**DATA PROVIDED**
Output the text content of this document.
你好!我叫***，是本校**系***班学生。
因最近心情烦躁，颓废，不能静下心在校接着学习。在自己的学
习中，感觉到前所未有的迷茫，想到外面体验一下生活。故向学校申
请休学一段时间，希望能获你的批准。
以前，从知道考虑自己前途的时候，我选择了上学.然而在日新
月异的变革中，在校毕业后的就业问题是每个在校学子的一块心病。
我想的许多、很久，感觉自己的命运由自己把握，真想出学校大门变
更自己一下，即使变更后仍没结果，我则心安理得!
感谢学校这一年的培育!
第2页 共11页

**REQUIREMENT**
Copy the data above in full, character for character.

**PROBLEM SOLUTION**
Output the text content of this document.
你好!我叫***，是本校**系***班学生。
因最近心情烦躁，颓废，不能静下心在校接着学习。在自己的学
习中，感觉到前所未有的迷茫，想到外面体验一下生活。故向学校申
请休学一段时间，希望能获你的批准。
以前，从知道考虑自己前途的时候，我选择了上学.然而在日新
月异的变革中，在校毕业后的就业问题是每个在校学子的一块心病。
我想的许多、很久，感觉自己的命运由自己把握，真想出学校大门变
更自己一下，即使变更后仍没结果，我则心安理得!
感谢学校这一年的培育!
第2页 共11页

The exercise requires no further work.